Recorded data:
-- Begin --

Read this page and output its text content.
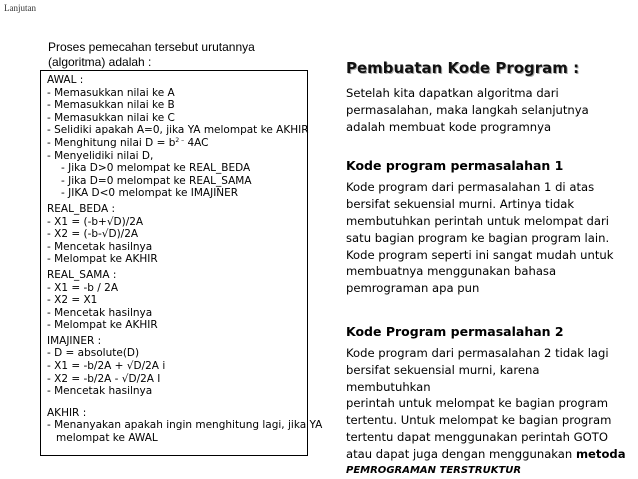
Lanjutan
Proses pemecahan tersebut urutannya
(algoritma) adalah :
AWAL :
- Memasukkan nilai ke A
- Memasukkan nilai ke B
- Memasukkan nilai ke C
- Selidiki apakah A=0, jika YA melompat ke AKHIR
- Menghitung nilai $D = b^{2 -}$ 4AC
- Menyelidiki nilai D,
- Jika D>0 melompat ke REAL_BEDA
- Jika D=0 melompat ke REAL_SAMA
- JIKA D<0 melompat ke IMAJINER
REAL_BEDA :
- X1 = (-b+√D)/2A
- X2 = (-b-√D)/2A
- Mencetak hasilnya
- Melompat ke AKHIR
REAL_SAMA :
- X1 = -b / 2A
- X2 = X1
- Mencetak hasilnya
- Melompat ke AKHIR
IMAJINER :
- D = absolute(D)
- X1 = -b/2A + √D/2A i
- X2 = -b/2A - √D/2A I
- Mencetak hasilnya
AKHIR :
- Menanyakan apakah ingin menghitung lagi, jika YA
melompat ke AWAL
Pembuatan Kode Program :
Setelah kita dapatkan algoritma dari
permasalahan, maka langkah selanjutnya
adalah membuat kode programnya
Kode program permasalahan 1
Kode program dari permasalahan 1 di atas
bersifat sekuensial murni. Artinya tidak
membutuhkan perintah untuk melompat dari
satu bagian program ke bagian program lain.
Kode program seperti ini sangat mudah untuk
membuatnya menggunakan bahasa
pemrograman apa pun
Kode Program permasalahan 2
Kode program dari permasalahan 2 tidak lagi
bersifat sekuensial murni, karena membutuhkan
perintah untuk melompat ke bagian program
tertentu. Untuk melompat ke bagian program
tertentu dapat menggunakan perintah GOTO
atau dapat juga dengan menggunakan metoda
PEMROGRAMAN TERSTRUKTUR
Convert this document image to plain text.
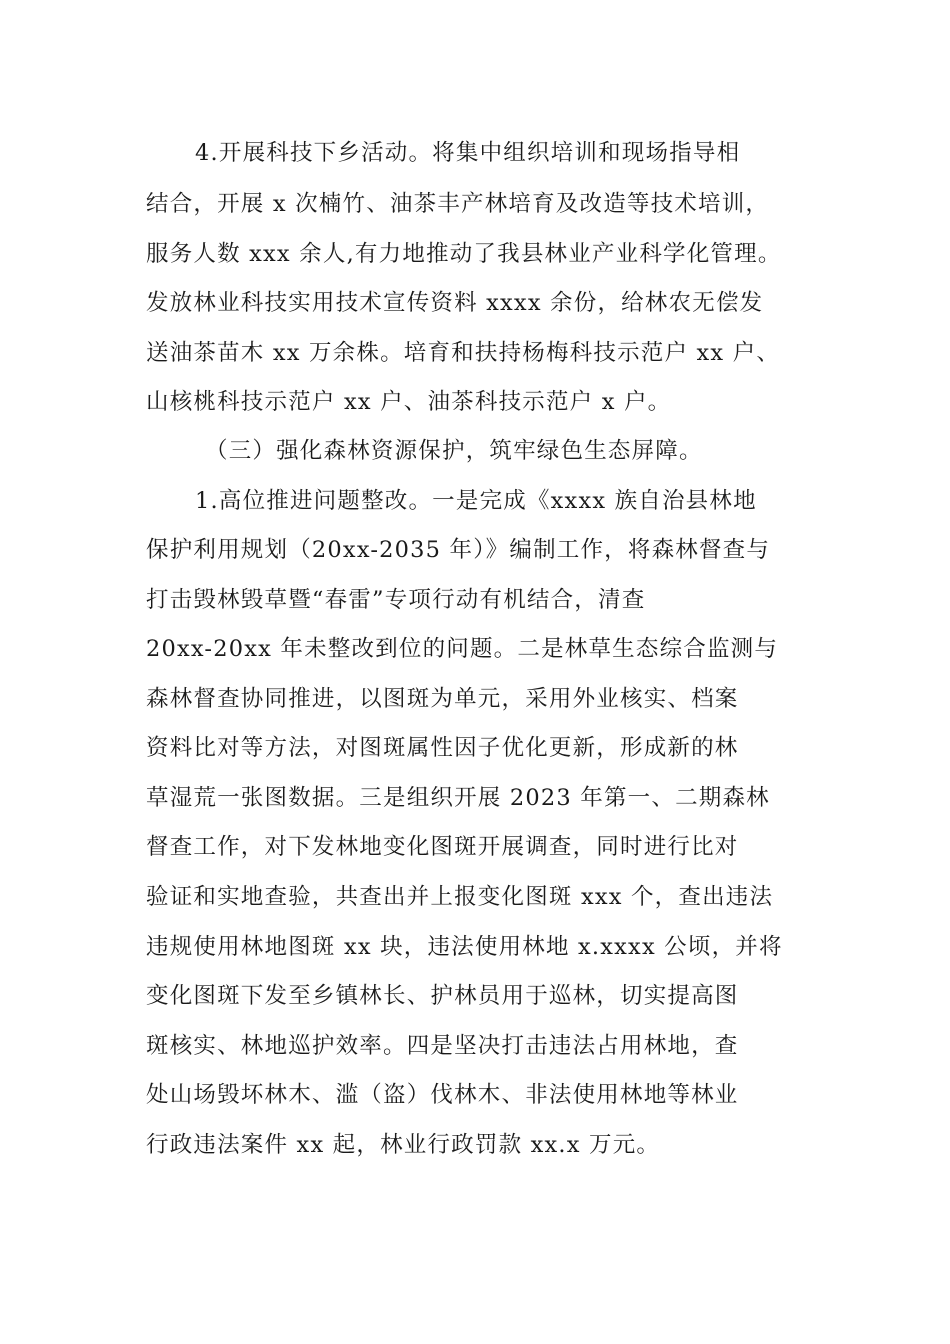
4.开展科技下乡活动。将集中组织培训和现场指导相
结合，开展 x 次楠竹、油茶丰产林培育及改造等技术培训，
服务人数 xxx 余人,有力地推动了我县林业产业科学化管理。
发放林业科技实用技术宣传资料 xxxx 余份，给林农无偿发
送油茶苗木 xx 万余株。培育和扶持杨梅科技示范户 xx 户、
山核桃科技示范户 xx 户、油茶科技示范户 x 户。
（三）强化森林资源保护，筑牢绿色生态屏障。
1.高位推进问题整改。一是完成《xxxx 族自治县林地
保护利用规划（20xx-2035 年）》编制工作，将森林督查与
打击毁林毁草暨“春雷”专项行动有机结合，清查
20xx-20xx 年未整改到位的问题。二是林草生态综合监测与
森林督查协同推进，以图斑为单元，采用外业核实、档案
资料比对等方法，对图斑属性因子优化更新，形成新的林
草湿荒一张图数据。三是组织开展 2023 年第一、二期森林
督查工作，对下发林地变化图斑开展调查，同时进行比对
验证和实地查验，共查出并上报变化图斑 xxx 个，查出违法
违规使用林地图斑 xx 块，违法使用林地 x.xxxx 公顷，并将
变化图斑下发至乡镇林长、护林员用于巡林，切实提高图
斑核实、林地巡护效率。四是坚决打击违法占用林地，查
处山场毁坏林木、滥（盗）伐林木、非法使用林地等林业
行政违法案件 xx 起，林业行政罚款 xx.x 万元。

-- End --

Aim of the exercise →
Every entry above should be duplicated exactly. Do not include the images.

Finished task →
Read this page and output its text content.
Lanjutan
Proses pemecahan tersebut urutannya
(algoritma) adalah :
AWAL :
- Memasukkan nilai ke A
- Memasukkan nilai ke B
- Memasukkan nilai ke C
- Selidiki apakah A=0, jika YA melompat ke AKHIR
- Menghitung nilai $D = b^{2 -}$ 4AC
- Menyelidiki nilai D,
- Jika D>0 melompat ke REAL_BEDA
- Jika D=0 melompat ke REAL_SAMA
- JIKA D<0 melompat ke IMAJINER
REAL_BEDA :
- X1 = (-b+√D)/2A
- X2 = (-b-√D)/2A
- Mencetak hasilnya
- Melompat ke AKHIR
REAL_SAMA :
- X1 = -b / 2A
- X2 = X1
- Mencetak hasilnya
- Melompat ke AKHIR
IMAJINER :
- D = absolute(D)
- X1 = -b/2A + √D/2A i
- X2 = -b/2A - √D/2A I
- Mencetak hasilnya
AKHIR :
- Menanyakan apakah ingin menghitung lagi, jika YA
melompat ke AWAL
Pembuatan Kode Program :
Setelah kita dapatkan algoritma dari
permasalahan, maka langkah selanjutnya
adalah membuat kode programnya
Kode program permasalahan 1
Kode program dari permasalahan 1 di atas
bersifat sekuensial murni. Artinya tidak
membutuhkan perintah untuk melompat dari
satu bagian program ke bagian program lain.
Kode program seperti ini sangat mudah untuk
membuatnya menggunakan bahasa
pemrograman apa pun
Kode Program permasalahan 2
Kode program dari permasalahan 2 tidak lagi
bersifat sekuensial murni, karena membutuhkan
perintah untuk melompat ke bagian program
tertentu. Untuk melompat ke bagian program
tertentu dapat menggunakan perintah GOTO
atau dapat juga dengan menggunakan metoda
PEMROGRAMAN TERSTRUKTUR
Convert this document image to plain text.
4.开展科技下乡活动。将集中组织培训和现场指导相
结合，开展 x 次楠竹、油茶丰产林培育及改造等技术培训，
服务人数 xxx 余人,有力地推动了我县林业产业科学化管理。
发放林业科技实用技术宣传资料 xxxx 余份，给林农无偿发
送油茶苗木 xx 万余株。培育和扶持杨梅科技示范户 xx 户、
山核桃科技示范户 xx 户、油茶科技示范户 x 户。
（三）强化森林资源保护，筑牢绿色生态屏障。
1.高位推进问题整改。一是完成《xxxx 族自治县林地
保护利用规划（20xx-2035 年）》编制工作，将森林督查与
打击毁林毁草暨“春雷”专项行动有机结合，清查
20xx-20xx 年未整改到位的问题。二是林草生态综合监测与
森林督查协同推进，以图斑为单元，采用外业核实、档案
资料比对等方法，对图斑属性因子优化更新，形成新的林
草湿荒一张图数据。三是组织开展 2023 年第一、二期森林
督查工作，对下发林地变化图斑开展调查，同时进行比对
验证和实地查验，共查出并上报变化图斑 xxx 个，查出违法
违规使用林地图斑 xx 块，违法使用林地 x.xxxx 公顷，并将
变化图斑下发至乡镇林长、护林员用于巡林，切实提高图
斑核实、林地巡护效率。四是坚决打击违法占用林地，查
处山场毁坏林木、滥（盗）伐林木、非法使用林地等林业
行政违法案件 xx 起，林业行政罚款 xx.x 万元。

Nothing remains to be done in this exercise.